◆ **AIM OF THE EXERCISE**
Pictures aside, write out every record exactly as it appears.
::: ITEMS
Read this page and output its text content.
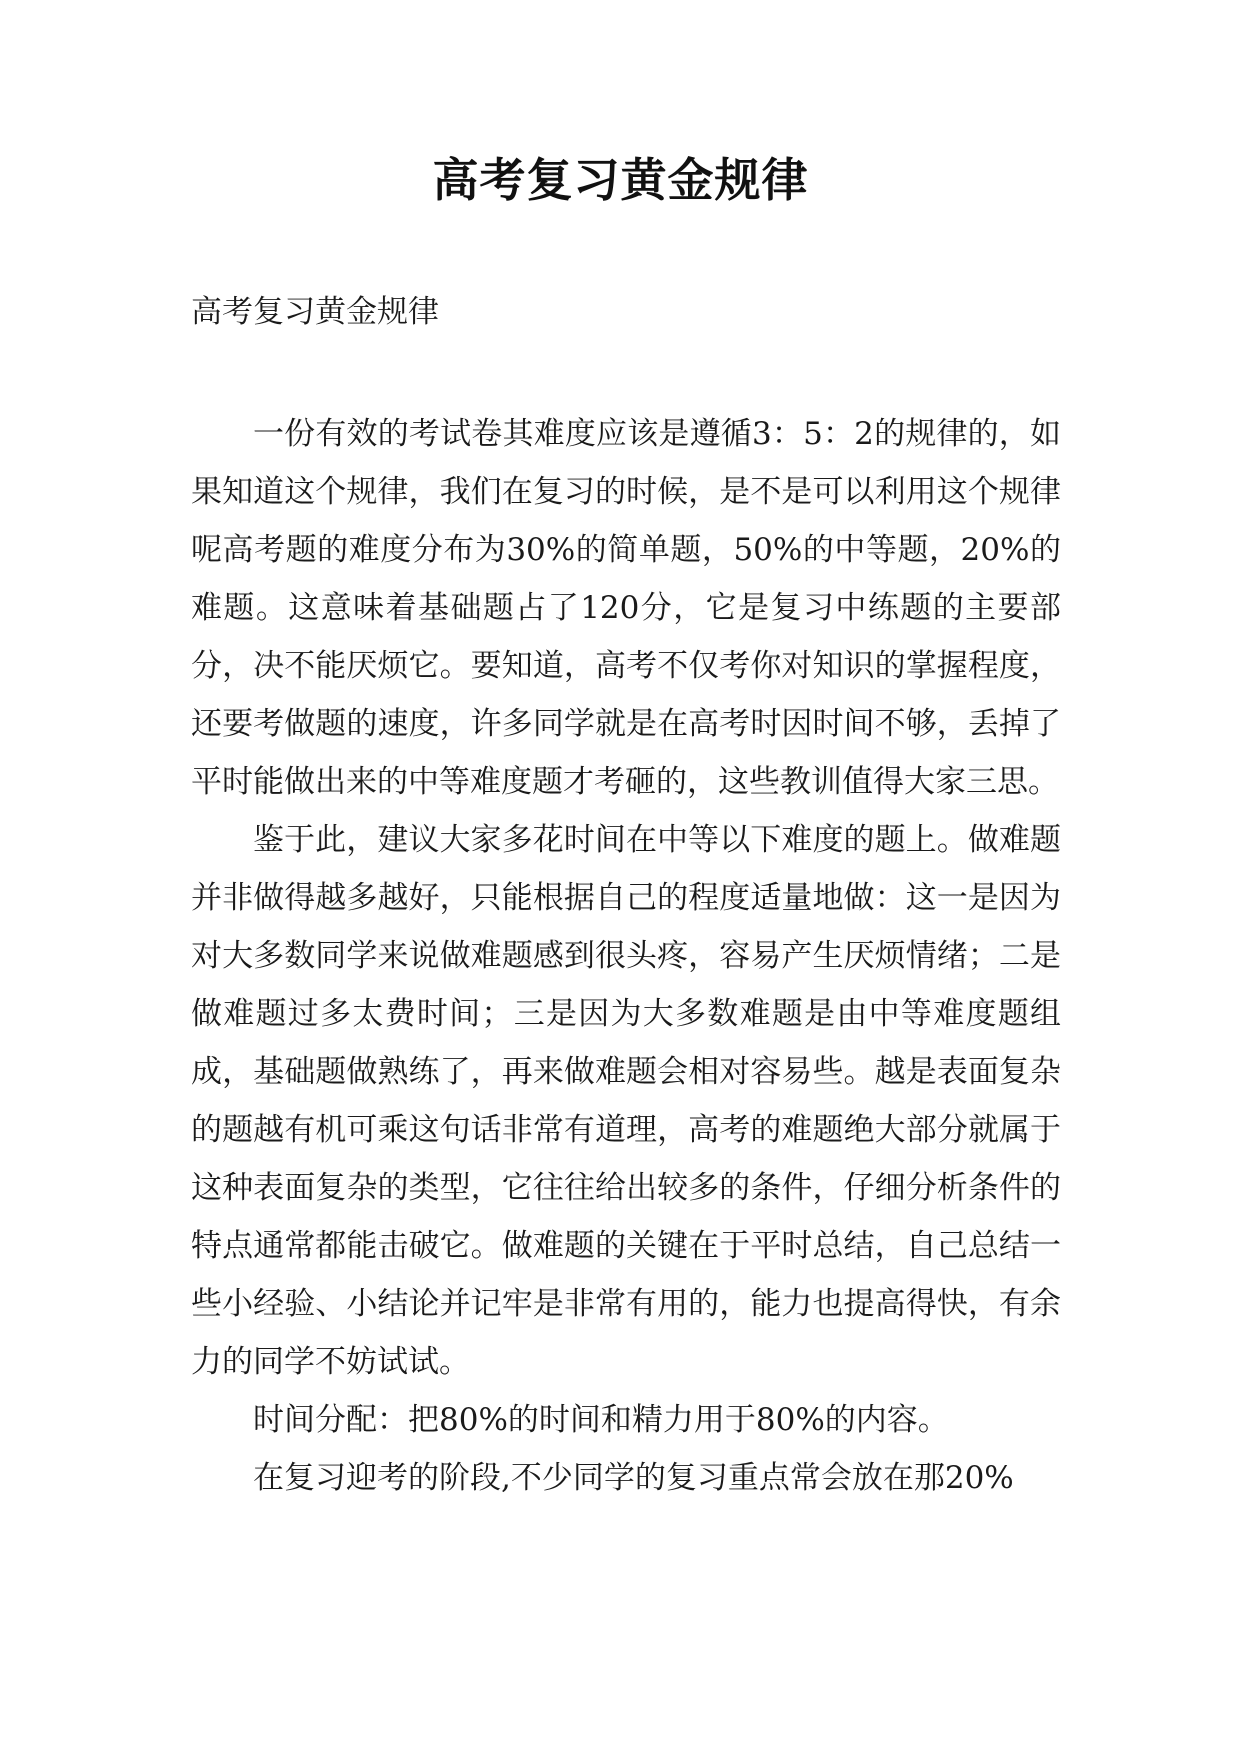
高考复习黄金规律
高考复习黄金规律

一份有效的考试卷其难度应该是遵循3：5：2的规律的，如果知道这个规律，我们在复习的时候，是不是可以利用这个规律呢高考题的难度分布为30%的简单题，50%的中等题，20%的难题。这意味着基础题占了120分，它是复习中练题的主要部分，决不能厌烦它。要知道，高考不仅考你对知识的掌握程度，还要考做题的速度，许多同学就是在高考时因时间不够，丢掉了平时能做出来的中等难度题才考砸的，这些教训值得大家三思。

鉴于此，建议大家多花时间在中等以下难度的题上。做难题并非做得越多越好，只能根据自己的程度适量地做：这一是因为对大多数同学来说做难题感到很头疼，容易产生厌烦情绪；二是做难题过多太费时间；三是因为大多数难题是由中等难度题组成，基础题做熟练了，再来做难题会相对容易些。越是表面复杂的题越有机可乘这句话非常有道理，高考的难题绝大部分就属于这种表面复杂的类型，它往往给出较多的条件，仔细分析条件的特点通常都能击破它。做难题的关键在于平时总结，自己总结一些小经验、小结论并记牢是非常有用的，能力也提高得快，有余力的同学不妨试试。

时间分配：把80%的时间和精力用于80%的内容。

在复习迎考的阶段,不少同学的复习重点常会放在那20%
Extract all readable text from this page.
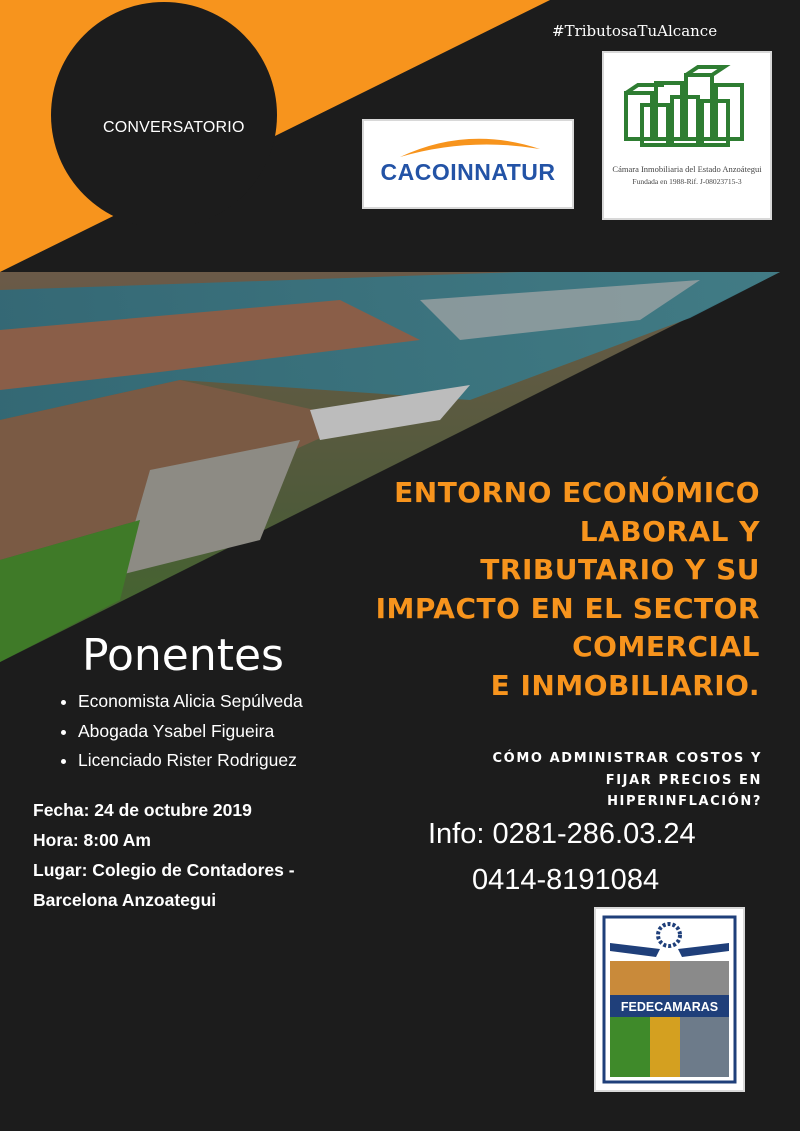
#TributosaTuAlcance
CONVERSATORIO
CACOINNATUR	Cámara Inmobiliaria del Estado Anzoátegui
Fundada en 1988-Rif. J-08023715-3
ENTORNO ECONÓMICO
LABORAL Y
TRIBUTARIO Y SU
IMPACTO EN EL SECTOR
COMERCIAL
E INMOBILIARIO.
CÓMO ADMINISTRAR COSTOS Y
FIJAR PRECIOS EN
HIPERINFLACIÓN?
Ponentes
• Economista Alicia Sepúlveda
• Abogada Ysabel Figueira
• Licenciado Rister Rodriguez
Fecha: 24 de octubre 2019
Hora: 8:00 Am
Lugar: Colegio de Contadores -
Barcelona Anzoategui
Info: 0281-286.03.24
0414-8191084
FEDECAMARAS
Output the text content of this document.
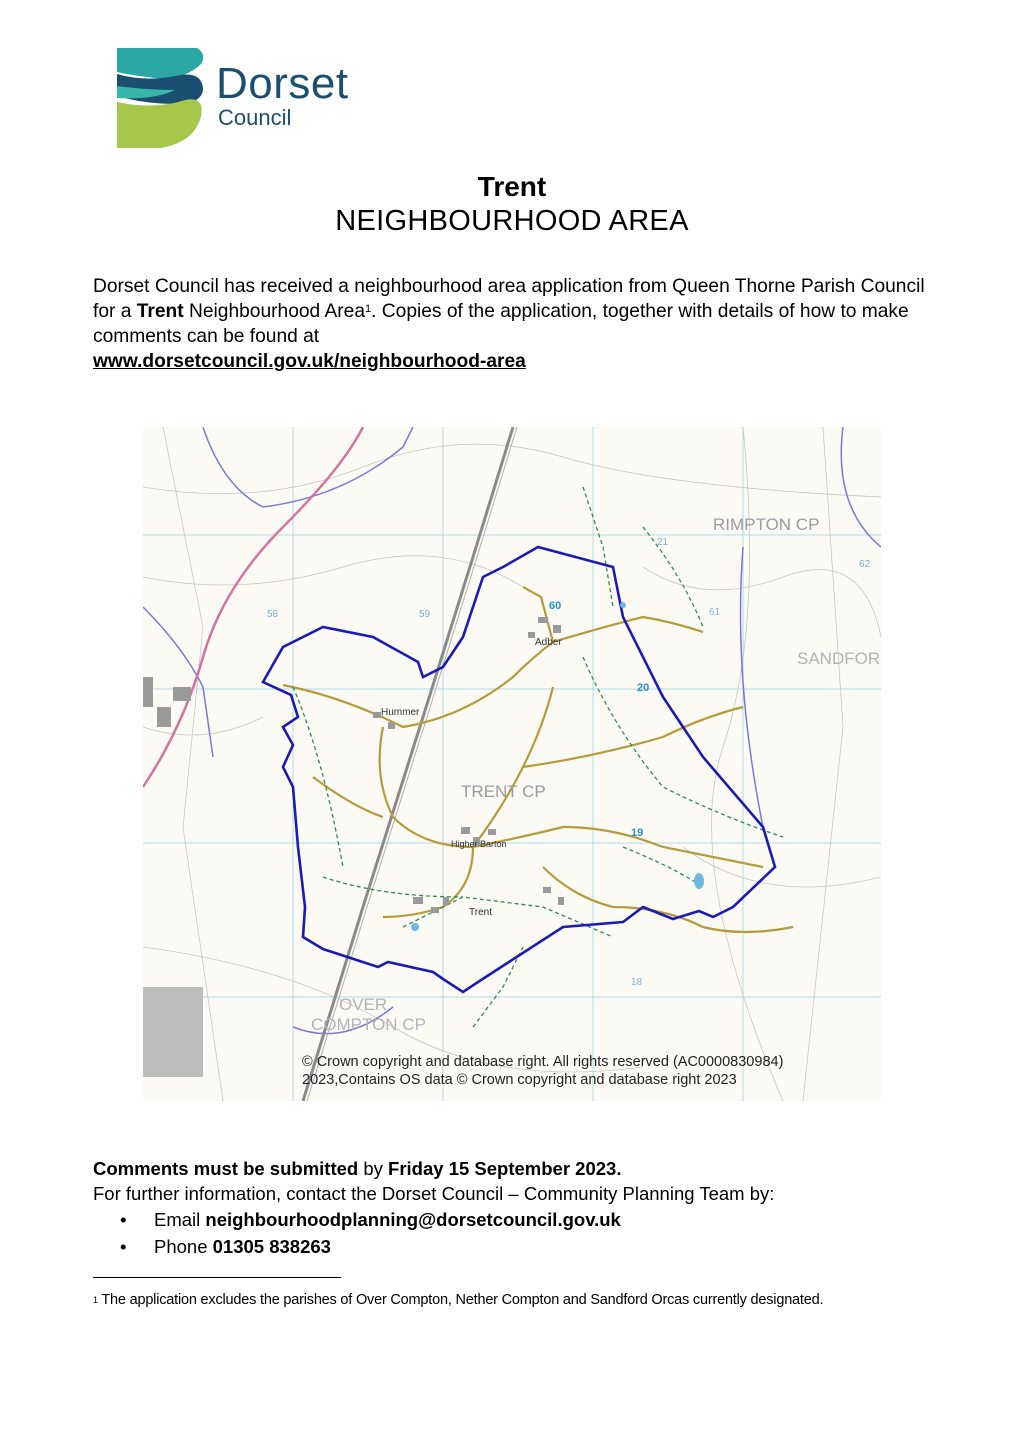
Dorset
Council
Trent
NEIGHBOURHOOD AREA
Dorset Council has received a neighbourhood area application from Queen Thorne Parish Council for a Trent Neighbourhood Area$^1$. Copies of the application, together with details of how to make comments can be found at
www.dorsetcouncil.gov.uk/neighbourhood-area
RIMPTON CP
TRENT CP
OVER
COMPTON CP
SANDFOR
Trent
Adber
Hummer
Higher Barton
60
20
19
58	59	61
62
21
18
© Crown copyright and database right. All rights reserved (AC0000830984)
2023,Contains OS data © Crown copyright and database right 2023
Comments must be submitted by Friday 15 September 2023.
For further information, contact the Dorset Council – Community Planning Team by:
• Email neighbourhoodplanning@dorsetcouncil.gov.uk
• Phone 01305 838263
$^1$ The application excludes the parishes of Over Compton, Nether Compton and Sandford Orcas currently designated.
::::::
◆ **TASK OUTPUT**
Read this page and output its text content.
高考复习黄金规律
高考复习黄金规律

一份有效的考试卷其难度应该是遵循3：5：2的规律的，如果知道这个规律，我们在复习的时候，是不是可以利用这个规律呢高考题的难度分布为30%的简单题，50%的中等题，20%的难题。这意味着基础题占了120分，它是复习中练题的主要部分，决不能厌烦它。要知道，高考不仅考你对知识的掌握程度，还要考做题的速度，许多同学就是在高考时因时间不够，丢掉了平时能做出来的中等难度题才考砸的，这些教训值得大家三思。

鉴于此，建议大家多花时间在中等以下难度的题上。做难题并非做得越多越好，只能根据自己的程度适量地做：这一是因为对大多数同学来说做难题感到很头疼，容易产生厌烦情绪；二是做难题过多太费时间；三是因为大多数难题是由中等难度题组成，基础题做熟练了，再来做难题会相对容易些。越是表面复杂的题越有机可乘这句话非常有道理，高考的难题绝大部分就属于这种表面复杂的类型，它往往给出较多的条件，仔细分析条件的特点通常都能击破它。做难题的关键在于平时总结，自己总结一些小经验、小结论并记牢是非常有用的，能力也提高得快，有余力的同学不妨试试。

时间分配：把80%的时间和精力用于80%的内容。

在复习迎考的阶段,不少同学的复习重点常会放在那20%
Extract all readable text from this page.
#TributosaTuAlcance
CONVERSATORIO
CACOINNATUR	Cámara Inmobiliaria del Estado Anzoátegui
Fundada en 1988-Rif. J-08023715-3
ENTORNO ECONÓMICO
LABORAL Y
TRIBUTARIO Y SU
IMPACTO EN EL SECTOR
COMERCIAL
E INMOBILIARIO.
CÓMO ADMINISTRAR COSTOS Y
FIJAR PRECIOS EN
HIPERINFLACIÓN?
Ponentes
• Economista Alicia Sepúlveda
• Abogada Ysabel Figueira
• Licenciado Rister Rodriguez
Fecha: 24 de octubre 2019
Hora: 8:00 Am
Lugar: Colegio de Contadores -
Barcelona Anzoategui
Info: 0281-286.03.24
0414-8191084
FEDECAMARAS
Output the text content of this document.
Dorset
Council
Trent
NEIGHBOURHOOD AREA
Dorset Council has received a neighbourhood area application from Queen Thorne Parish Council for a Trent Neighbourhood Area$^1$. Copies of the application, together with details of how to make comments can be found at
www.dorsetcouncil.gov.uk/neighbourhood-area
RIMPTON CP
TRENT CP
OVER
COMPTON CP
SANDFOR
Trent
Adber
Hummer
Higher Barton
60
20
19
58	59	61
62
21
18
© Crown copyright and database right. All rights reserved (AC0000830984)
2023,Contains OS data © Crown copyright and database right 2023
Comments must be submitted by Friday 15 September 2023.
For further information, contact the Dorset Council – Community Planning Team by:
• Email neighbourhoodplanning@dorsetcouncil.gov.uk
• Phone 01305 838263
$^1$ The application excludes the parishes of Over Compton, Nether Compton and Sandford Orcas currently designated.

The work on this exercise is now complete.